■ Do this
All of the data must be printed exactly; please include every line.

■ Provided data
+===+

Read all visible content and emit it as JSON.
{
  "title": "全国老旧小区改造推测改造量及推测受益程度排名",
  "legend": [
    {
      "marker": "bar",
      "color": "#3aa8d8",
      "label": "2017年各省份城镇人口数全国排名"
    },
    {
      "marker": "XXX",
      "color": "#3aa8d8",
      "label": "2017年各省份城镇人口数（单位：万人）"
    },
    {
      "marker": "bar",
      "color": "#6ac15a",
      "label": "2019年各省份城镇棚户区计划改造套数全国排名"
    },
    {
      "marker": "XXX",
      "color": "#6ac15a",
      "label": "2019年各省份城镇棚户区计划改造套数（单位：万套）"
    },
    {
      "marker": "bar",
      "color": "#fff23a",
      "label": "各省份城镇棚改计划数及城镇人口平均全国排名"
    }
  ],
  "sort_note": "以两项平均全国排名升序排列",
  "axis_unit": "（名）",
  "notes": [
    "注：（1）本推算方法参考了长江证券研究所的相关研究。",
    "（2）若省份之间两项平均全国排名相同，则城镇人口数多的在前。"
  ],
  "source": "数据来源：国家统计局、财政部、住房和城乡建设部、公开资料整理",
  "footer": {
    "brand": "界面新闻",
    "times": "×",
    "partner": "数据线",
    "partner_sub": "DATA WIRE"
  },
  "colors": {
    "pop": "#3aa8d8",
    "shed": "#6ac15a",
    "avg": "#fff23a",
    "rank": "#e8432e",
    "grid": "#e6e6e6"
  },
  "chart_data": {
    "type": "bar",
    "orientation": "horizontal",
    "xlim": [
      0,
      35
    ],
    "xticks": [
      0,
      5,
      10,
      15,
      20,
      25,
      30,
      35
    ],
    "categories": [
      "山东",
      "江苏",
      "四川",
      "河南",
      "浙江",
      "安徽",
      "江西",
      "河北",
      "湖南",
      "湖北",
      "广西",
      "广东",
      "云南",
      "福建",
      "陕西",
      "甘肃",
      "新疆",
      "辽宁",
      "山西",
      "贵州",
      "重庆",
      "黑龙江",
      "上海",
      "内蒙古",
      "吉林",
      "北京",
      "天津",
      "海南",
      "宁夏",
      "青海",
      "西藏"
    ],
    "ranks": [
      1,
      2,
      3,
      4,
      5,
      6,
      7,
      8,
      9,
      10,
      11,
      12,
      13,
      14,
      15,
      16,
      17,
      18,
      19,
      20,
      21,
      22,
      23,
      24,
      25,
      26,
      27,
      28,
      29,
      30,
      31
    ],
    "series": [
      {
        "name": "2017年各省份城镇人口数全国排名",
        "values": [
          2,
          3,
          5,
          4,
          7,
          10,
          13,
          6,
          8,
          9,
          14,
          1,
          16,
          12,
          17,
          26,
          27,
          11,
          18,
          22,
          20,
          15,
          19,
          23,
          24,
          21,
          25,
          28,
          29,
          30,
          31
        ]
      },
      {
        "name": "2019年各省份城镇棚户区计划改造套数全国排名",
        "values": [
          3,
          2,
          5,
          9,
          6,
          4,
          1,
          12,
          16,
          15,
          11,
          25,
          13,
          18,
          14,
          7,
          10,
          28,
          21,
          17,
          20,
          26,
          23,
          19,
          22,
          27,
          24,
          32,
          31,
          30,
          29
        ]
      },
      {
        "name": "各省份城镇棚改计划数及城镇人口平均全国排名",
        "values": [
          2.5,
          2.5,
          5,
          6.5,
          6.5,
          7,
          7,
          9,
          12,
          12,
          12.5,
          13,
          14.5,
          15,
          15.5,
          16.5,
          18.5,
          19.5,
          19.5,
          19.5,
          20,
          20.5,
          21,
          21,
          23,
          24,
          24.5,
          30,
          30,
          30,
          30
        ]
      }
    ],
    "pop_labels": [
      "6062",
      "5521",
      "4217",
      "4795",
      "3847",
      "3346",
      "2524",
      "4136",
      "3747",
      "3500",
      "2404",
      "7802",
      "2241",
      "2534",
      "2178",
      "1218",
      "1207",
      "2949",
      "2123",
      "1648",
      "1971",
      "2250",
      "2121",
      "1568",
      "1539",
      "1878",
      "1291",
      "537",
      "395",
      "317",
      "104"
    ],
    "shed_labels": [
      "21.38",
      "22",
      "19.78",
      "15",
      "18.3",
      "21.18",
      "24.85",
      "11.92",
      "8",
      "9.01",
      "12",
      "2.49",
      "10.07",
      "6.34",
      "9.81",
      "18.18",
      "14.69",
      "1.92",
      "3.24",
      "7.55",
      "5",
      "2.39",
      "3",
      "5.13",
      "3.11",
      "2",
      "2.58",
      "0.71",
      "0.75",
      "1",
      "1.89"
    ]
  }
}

+===+

■ Output of the exercise
Read all visible content and emit it as JSON.
{
  "title": "全国老旧小区改造推测改造量及推测受益程度排名",
  "legend": [
    {
      "marker": "bar",
      "color": "#3aa8d8",
      "label": "2017年各省份城镇人口数全国排名"
    },
    {
      "marker": "XXX",
      "color": "#3aa8d8",
      "label": "2017年各省份城镇人口数（单位：万人）"
    },
    {
      "marker": "bar",
      "color": "#6ac15a",
      "label": "2019年各省份城镇棚户区计划改造套数全国排名"
    },
    {
      "marker": "XXX",
      "color": "#6ac15a",
      "label": "2019年各省份城镇棚户区计划改造套数（单位：万套）"
    },
    {
      "marker": "bar",
      "color": "#fff23a",
      "label": "各省份城镇棚改计划数及城镇人口平均全国排名"
    }
  ],
  "sort_note": "以两项平均全国排名升序排列",
  "axis_unit": "（名）",
  "notes": [
    "注：（1）本推算方法参考了长江证券研究所的相关研究。",
    "（2）若省份之间两项平均全国排名相同，则城镇人口数多的在前。"
  ],
  "source": "数据来源：国家统计局、财政部、住房和城乡建设部、公开资料整理",
  "footer": {
    "brand": "界面新闻",
    "times": "×",
    "partner": "数据线",
    "partner_sub": "DATA WIRE"
  },
  "colors": {
    "pop": "#3aa8d8",
    "shed": "#6ac15a",
    "avg": "#fff23a",
    "rank": "#e8432e",
    "grid": "#e6e6e6"
  },
  "chart_data": {
    "type": "bar",
    "orientation": "horizontal",
    "xlim": [
      0,
      35
    ],
    "xticks": [
      0,
      5,
      10,
      15,
      20,
      25,
      30,
      35
    ],
    "categories": [
      "山东",
      "江苏",
      "四川",
      "河南",
      "浙江",
      "安徽",
      "江西",
      "河北",
      "湖南",
      "湖北",
      "广西",
      "广东",
      "云南",
      "福建",
      "陕西",
      "甘肃",
      "新疆",
      "辽宁",
      "山西",
      "贵州",
      "重庆",
      "黑龙江",
      "上海",
      "内蒙古",
      "吉林",
      "北京",
      "天津",
      "海南",
      "宁夏",
      "青海",
      "西藏"
    ],
    "ranks": [
      1,
      2,
      3,
      4,
      5,
      6,
      7,
      8,
      9,
      10,
      11,
      12,
      13,
      14,
      15,
      16,
      17,
      18,
      19,
      20,
      21,
      22,
      23,
      24,
      25,
      26,
      27,
      28,
      29,
      30,
      31
    ],
    "series": [
      {
        "name": "2017年各省份城镇人口数全国排名",
        "values": [
          2,
          3,
          5,
          4,
          7,
          10,
          13,
          6,
          8,
          9,
          14,
          1,
          16,
          12,
          17,
          26,
          27,
          11,
          18,
          22,
          20,
          15,
          19,
          23,
          24,
          21,
          25,
          28,
          29,
          30,
          31
        ]
      },
      {
        "name": "2019年各省份城镇棚户区计划改造套数全国排名",
        "values": [
          3,
          2,
          5,
          9,
          6,
          4,
          1,
          12,
          16,
          15,
          11,
          25,
          13,
          18,
          14,
          7,
          10,
          28,
          21,
          17,
          20,
          26,
          23,
          19,
          22,
          27,
          24,
          32,
          31,
          30,
          29
        ]
      },
      {
        "name": "各省份城镇棚改计划数及城镇人口平均全国排名",
        "values": [
          2.5,
          2.5,
          5,
          6.5,
          6.5,
          7,
          7,
          9,
          12,
          12,
          12.5,
          13,
          14.5,
          15,
          15.5,
          16.5,
          18.5,
          19.5,
          19.5,
          19.5,
          20,
          20.5,
          21,
          21,
          23,
          24,
          24.5,
          30,
          30,
          30,
          30
        ]
      }
    ],
    "pop_labels": [
      "6062",
      "5521",
      "4217",
      "4795",
      "3847",
      "3346",
      "2524",
      "4136",
      "3747",
      "3500",
      "2404",
      "7802",
      "2241",
      "2534",
      "2178",
      "1218",
      "1207",
      "2949",
      "2123",
      "1648",
      "1971",
      "2250",
      "2121",
      "1568",
      "1539",
      "1878",
      "1291",
      "537",
      "395",
      "317",
      "104"
    ],
    "shed_labels": [
      "21.38",
      "22",
      "19.78",
      "15",
      "18.3",
      "21.18",
      "24.85",
      "11.92",
      "8",
      "9.01",
      "12",
      "2.49",
      "10.07",
      "6.34",
      "9.81",
      "18.18",
      "14.69",
      "1.92",
      "3.24",
      "7.55",
      "5",
      "2.39",
      "3",
      "5.13",
      "3.11",
      "2",
      "2.58",
      "0.71",
      "0.75",
      "1",
      "1.89"
    ]
  }
}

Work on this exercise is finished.